Supplied records:
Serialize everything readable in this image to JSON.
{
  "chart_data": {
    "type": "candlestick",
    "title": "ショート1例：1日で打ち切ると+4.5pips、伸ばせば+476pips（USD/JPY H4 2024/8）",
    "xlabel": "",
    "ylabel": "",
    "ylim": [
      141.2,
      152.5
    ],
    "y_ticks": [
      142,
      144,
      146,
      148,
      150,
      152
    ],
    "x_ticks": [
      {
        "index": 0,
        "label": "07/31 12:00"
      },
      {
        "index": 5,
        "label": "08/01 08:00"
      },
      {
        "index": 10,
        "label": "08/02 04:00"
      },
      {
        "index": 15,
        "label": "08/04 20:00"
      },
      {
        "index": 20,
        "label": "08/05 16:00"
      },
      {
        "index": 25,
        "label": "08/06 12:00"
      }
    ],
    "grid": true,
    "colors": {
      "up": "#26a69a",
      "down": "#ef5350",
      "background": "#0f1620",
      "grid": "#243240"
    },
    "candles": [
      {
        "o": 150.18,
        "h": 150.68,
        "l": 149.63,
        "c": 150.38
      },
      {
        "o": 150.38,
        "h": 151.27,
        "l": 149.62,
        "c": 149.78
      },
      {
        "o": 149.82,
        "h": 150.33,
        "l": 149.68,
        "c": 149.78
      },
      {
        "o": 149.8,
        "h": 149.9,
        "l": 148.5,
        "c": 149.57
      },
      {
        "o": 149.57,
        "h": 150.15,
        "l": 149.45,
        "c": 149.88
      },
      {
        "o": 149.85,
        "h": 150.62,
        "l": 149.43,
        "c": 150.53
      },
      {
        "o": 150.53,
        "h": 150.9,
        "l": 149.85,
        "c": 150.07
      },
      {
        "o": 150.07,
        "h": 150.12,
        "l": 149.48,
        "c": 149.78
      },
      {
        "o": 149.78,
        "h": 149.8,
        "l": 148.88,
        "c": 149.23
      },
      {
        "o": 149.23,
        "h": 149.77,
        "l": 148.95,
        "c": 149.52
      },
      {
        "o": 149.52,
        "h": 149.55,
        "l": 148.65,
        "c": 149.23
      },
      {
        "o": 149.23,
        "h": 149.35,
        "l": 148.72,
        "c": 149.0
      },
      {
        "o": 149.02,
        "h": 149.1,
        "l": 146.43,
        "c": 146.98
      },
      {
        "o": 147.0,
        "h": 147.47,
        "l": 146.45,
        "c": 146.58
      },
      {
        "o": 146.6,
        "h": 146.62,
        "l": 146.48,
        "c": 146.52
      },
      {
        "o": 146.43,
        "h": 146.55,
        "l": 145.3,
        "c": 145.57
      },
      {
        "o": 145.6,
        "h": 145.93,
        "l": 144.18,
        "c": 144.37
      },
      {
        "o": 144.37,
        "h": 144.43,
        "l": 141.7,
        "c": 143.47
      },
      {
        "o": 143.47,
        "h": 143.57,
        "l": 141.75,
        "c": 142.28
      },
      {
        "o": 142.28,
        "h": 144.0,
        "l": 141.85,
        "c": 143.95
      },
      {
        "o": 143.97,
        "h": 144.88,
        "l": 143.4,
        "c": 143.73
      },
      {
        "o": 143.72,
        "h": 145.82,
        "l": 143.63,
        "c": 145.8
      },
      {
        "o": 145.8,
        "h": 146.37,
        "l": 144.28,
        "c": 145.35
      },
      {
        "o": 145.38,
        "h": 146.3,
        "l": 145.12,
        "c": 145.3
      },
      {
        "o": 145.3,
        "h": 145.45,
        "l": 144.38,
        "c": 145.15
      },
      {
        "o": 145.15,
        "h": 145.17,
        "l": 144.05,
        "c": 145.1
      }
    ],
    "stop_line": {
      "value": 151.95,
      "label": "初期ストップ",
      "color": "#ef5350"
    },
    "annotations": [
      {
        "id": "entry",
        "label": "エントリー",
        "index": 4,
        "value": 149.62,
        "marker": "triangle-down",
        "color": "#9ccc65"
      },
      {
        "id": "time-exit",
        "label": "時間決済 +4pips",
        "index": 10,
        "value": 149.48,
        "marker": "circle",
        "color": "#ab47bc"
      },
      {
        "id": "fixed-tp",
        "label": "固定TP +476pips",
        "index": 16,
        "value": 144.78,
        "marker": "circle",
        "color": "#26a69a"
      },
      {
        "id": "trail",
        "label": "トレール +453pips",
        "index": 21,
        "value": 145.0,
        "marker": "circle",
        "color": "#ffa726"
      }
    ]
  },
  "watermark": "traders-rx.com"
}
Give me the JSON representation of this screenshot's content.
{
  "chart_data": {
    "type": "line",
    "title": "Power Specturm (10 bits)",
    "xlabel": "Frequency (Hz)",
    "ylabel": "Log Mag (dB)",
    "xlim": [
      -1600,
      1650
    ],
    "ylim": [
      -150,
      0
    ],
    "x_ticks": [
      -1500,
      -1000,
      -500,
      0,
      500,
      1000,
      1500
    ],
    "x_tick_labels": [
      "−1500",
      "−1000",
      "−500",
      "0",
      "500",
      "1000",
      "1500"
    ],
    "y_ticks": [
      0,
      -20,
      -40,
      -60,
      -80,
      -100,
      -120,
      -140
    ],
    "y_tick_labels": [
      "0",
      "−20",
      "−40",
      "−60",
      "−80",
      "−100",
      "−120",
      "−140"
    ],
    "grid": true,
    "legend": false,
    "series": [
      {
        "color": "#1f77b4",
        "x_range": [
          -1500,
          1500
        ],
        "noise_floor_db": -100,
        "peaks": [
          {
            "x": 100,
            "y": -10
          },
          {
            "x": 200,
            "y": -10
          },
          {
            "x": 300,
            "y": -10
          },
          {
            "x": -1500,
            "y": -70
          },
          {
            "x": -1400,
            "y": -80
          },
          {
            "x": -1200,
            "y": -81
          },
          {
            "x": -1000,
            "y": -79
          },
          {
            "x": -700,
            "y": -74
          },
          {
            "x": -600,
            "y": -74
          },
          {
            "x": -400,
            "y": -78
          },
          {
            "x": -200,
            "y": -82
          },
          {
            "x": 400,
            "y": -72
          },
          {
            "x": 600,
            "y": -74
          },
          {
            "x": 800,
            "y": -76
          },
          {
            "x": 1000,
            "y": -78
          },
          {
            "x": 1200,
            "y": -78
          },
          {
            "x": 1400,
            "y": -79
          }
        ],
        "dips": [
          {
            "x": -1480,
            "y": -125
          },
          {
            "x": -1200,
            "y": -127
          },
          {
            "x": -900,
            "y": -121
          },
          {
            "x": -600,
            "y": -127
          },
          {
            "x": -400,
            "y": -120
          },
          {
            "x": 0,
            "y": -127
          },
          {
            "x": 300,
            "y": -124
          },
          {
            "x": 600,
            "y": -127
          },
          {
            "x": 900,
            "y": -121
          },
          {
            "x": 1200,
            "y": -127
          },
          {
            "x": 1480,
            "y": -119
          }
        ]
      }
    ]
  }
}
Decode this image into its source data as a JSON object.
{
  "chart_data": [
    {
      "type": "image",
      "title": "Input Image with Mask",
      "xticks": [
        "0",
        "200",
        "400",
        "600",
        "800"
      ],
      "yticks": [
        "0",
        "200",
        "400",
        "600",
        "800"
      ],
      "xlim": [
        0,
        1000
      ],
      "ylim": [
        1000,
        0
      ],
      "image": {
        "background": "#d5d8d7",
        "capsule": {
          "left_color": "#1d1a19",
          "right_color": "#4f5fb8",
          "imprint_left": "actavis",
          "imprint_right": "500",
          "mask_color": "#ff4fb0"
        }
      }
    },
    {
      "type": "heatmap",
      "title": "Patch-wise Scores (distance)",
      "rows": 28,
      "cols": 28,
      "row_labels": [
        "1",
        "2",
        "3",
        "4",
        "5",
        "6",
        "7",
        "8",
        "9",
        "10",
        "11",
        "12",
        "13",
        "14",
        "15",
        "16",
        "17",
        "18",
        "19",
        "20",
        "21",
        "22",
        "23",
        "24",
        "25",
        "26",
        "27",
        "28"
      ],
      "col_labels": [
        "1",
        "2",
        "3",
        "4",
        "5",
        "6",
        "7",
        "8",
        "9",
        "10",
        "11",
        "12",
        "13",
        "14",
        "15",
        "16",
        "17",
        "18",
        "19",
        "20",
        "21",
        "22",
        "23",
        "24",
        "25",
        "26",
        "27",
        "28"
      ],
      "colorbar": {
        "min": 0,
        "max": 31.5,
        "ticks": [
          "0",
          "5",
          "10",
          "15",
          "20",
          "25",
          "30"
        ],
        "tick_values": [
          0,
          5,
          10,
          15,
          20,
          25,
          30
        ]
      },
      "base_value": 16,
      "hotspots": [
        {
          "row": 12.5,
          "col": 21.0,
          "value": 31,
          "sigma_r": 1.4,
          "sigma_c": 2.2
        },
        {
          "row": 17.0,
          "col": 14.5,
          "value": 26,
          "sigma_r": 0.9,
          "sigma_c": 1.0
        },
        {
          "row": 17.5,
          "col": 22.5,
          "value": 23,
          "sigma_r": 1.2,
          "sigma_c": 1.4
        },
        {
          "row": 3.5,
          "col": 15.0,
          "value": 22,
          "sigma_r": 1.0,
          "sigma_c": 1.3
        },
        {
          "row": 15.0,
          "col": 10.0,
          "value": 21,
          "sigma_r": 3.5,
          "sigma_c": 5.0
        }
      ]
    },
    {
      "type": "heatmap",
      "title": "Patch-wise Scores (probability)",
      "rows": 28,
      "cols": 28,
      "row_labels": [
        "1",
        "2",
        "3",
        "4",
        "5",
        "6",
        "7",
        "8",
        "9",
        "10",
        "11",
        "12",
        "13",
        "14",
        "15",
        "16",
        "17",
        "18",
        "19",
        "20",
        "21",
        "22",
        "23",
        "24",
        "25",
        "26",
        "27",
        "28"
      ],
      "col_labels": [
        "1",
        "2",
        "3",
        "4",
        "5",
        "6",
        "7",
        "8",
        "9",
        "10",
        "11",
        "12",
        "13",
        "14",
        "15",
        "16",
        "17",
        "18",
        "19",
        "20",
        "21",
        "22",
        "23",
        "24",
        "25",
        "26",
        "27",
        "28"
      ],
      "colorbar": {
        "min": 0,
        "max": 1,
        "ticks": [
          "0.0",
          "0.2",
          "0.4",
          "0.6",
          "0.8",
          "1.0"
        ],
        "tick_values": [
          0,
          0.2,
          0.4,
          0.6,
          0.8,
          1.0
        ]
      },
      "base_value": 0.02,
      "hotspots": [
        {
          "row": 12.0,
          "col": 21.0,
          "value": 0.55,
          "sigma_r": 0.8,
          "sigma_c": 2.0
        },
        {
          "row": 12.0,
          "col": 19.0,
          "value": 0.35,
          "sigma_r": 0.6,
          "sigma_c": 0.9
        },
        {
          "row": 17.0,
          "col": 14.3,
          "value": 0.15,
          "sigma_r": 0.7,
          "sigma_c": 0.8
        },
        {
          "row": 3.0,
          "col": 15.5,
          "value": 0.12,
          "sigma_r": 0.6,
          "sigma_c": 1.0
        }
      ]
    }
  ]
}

Problem to work on: Gather, from the listing above, every line carrying the word "Patch".

Solution for this task:
      "title": "Patch-wise Scores (distance)",
      "title": "Patch-wise Scores (probability)",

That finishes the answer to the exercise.